» What is needed:
Copy every record word for word.

━━━━━ Given entries

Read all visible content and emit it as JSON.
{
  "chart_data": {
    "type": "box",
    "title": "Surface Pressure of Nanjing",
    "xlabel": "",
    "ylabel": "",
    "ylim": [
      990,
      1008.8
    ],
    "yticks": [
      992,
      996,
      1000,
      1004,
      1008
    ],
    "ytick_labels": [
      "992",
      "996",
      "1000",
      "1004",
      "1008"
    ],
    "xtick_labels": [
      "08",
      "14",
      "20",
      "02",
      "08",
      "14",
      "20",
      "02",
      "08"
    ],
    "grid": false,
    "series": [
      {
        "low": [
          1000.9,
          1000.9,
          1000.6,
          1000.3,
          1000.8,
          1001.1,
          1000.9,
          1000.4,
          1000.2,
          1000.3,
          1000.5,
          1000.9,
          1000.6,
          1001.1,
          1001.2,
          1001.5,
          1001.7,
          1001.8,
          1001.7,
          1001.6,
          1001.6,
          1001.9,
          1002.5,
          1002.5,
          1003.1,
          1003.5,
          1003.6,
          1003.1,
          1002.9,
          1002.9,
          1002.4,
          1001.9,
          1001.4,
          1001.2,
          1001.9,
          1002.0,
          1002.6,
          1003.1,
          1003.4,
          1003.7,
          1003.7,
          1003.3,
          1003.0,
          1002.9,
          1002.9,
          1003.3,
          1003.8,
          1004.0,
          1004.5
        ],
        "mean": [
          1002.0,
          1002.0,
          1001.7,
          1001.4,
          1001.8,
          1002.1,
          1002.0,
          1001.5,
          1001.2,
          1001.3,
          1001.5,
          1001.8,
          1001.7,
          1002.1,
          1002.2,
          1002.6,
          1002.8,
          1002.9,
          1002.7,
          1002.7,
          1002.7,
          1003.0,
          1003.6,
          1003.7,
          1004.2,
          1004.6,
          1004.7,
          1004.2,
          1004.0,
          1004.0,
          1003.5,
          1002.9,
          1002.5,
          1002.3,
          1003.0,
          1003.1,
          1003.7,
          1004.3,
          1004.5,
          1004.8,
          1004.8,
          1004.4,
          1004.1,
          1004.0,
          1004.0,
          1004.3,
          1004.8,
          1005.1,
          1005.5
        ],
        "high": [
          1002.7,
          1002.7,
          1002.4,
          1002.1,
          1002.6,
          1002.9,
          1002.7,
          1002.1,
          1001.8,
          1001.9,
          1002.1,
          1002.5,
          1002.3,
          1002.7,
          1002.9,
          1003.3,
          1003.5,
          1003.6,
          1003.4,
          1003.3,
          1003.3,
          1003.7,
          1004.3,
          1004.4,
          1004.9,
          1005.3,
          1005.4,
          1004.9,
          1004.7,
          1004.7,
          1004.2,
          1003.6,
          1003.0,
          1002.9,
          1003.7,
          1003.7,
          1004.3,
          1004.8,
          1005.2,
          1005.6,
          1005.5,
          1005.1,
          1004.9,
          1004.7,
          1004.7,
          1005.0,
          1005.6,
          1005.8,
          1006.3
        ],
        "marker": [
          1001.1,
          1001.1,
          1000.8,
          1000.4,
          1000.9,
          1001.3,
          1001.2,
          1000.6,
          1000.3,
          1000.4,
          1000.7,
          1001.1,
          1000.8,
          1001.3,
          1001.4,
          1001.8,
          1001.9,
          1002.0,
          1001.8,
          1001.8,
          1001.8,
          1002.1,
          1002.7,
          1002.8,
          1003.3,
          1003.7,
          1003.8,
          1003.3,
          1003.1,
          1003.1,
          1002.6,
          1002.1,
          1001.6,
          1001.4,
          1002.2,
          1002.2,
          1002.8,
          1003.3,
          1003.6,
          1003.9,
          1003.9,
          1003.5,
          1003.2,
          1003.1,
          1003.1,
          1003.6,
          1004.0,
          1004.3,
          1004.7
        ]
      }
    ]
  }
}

━━━━━━━━━━

» Correct response:
Read all visible content and emit it as JSON.
{
  "chart_data": {
    "type": "box",
    "title": "Surface Pressure of Nanjing",
    "xlabel": "",
    "ylabel": "",
    "ylim": [
      990,
      1008.8
    ],
    "yticks": [
      992,
      996,
      1000,
      1004,
      1008
    ],
    "ytick_labels": [
      "992",
      "996",
      "1000",
      "1004",
      "1008"
    ],
    "xtick_labels": [
      "08",
      "14",
      "20",
      "02",
      "08",
      "14",
      "20",
      "02",
      "08"
    ],
    "grid": false,
    "series": [
      {
        "low": [
          1000.9,
          1000.9,
          1000.6,
          1000.3,
          1000.8,
          1001.1,
          1000.9,
          1000.4,
          1000.2,
          1000.3,
          1000.5,
          1000.9,
          1000.6,
          1001.1,
          1001.2,
          1001.5,
          1001.7,
          1001.8,
          1001.7,
          1001.6,
          1001.6,
          1001.9,
          1002.5,
          1002.5,
          1003.1,
          1003.5,
          1003.6,
          1003.1,
          1002.9,
          1002.9,
          1002.4,
          1001.9,
          1001.4,
          1001.2,
          1001.9,
          1002.0,
          1002.6,
          1003.1,
          1003.4,
          1003.7,
          1003.7,
          1003.3,
          1003.0,
          1002.9,
          1002.9,
          1003.3,
          1003.8,
          1004.0,
          1004.5
        ],
        "mean": [
          1002.0,
          1002.0,
          1001.7,
          1001.4,
          1001.8,
          1002.1,
          1002.0,
          1001.5,
          1001.2,
          1001.3,
          1001.5,
          1001.8,
          1001.7,
          1002.1,
          1002.2,
          1002.6,
          1002.8,
          1002.9,
          1002.7,
          1002.7,
          1002.7,
          1003.0,
          1003.6,
          1003.7,
          1004.2,
          1004.6,
          1004.7,
          1004.2,
          1004.0,
          1004.0,
          1003.5,
          1002.9,
          1002.5,
          1002.3,
          1003.0,
          1003.1,
          1003.7,
          1004.3,
          1004.5,
          1004.8,
          1004.8,
          1004.4,
          1004.1,
          1004.0,
          1004.0,
          1004.3,
          1004.8,
          1005.1,
          1005.5
        ],
        "high": [
          1002.7,
          1002.7,
          1002.4,
          1002.1,
          1002.6,
          1002.9,
          1002.7,
          1002.1,
          1001.8,
          1001.9,
          1002.1,
          1002.5,
          1002.3,
          1002.7,
          1002.9,
          1003.3,
          1003.5,
          1003.6,
          1003.4,
          1003.3,
          1003.3,
          1003.7,
          1004.3,
          1004.4,
          1004.9,
          1005.3,
          1005.4,
          1004.9,
          1004.7,
          1004.7,
          1004.2,
          1003.6,
          1003.0,
          1002.9,
          1003.7,
          1003.7,
          1004.3,
          1004.8,
          1005.2,
          1005.6,
          1005.5,
          1005.1,
          1004.9,
          1004.7,
          1004.7,
          1005.0,
          1005.6,
          1005.8,
          1006.3
        ],
        "marker": [
          1001.1,
          1001.1,
          1000.8,
          1000.4,
          1000.9,
          1001.3,
          1001.2,
          1000.6,
          1000.3,
          1000.4,
          1000.7,
          1001.1,
          1000.8,
          1001.3,
          1001.4,
          1001.8,
          1001.9,
          1002.0,
          1001.8,
          1001.8,
          1001.8,
          1002.1,
          1002.7,
          1002.8,
          1003.3,
          1003.7,
          1003.8,
          1003.3,
          1003.1,
          1003.1,
          1002.6,
          1002.1,
          1001.6,
          1001.4,
          1002.2,
          1002.2,
          1002.8,
          1003.3,
          1003.6,
          1003.9,
          1003.9,
          1003.5,
          1003.2,
          1003.1,
          1003.1,
          1003.6,
          1004.0,
          1004.3,
          1004.7
        ]
      }
    ]
  }
}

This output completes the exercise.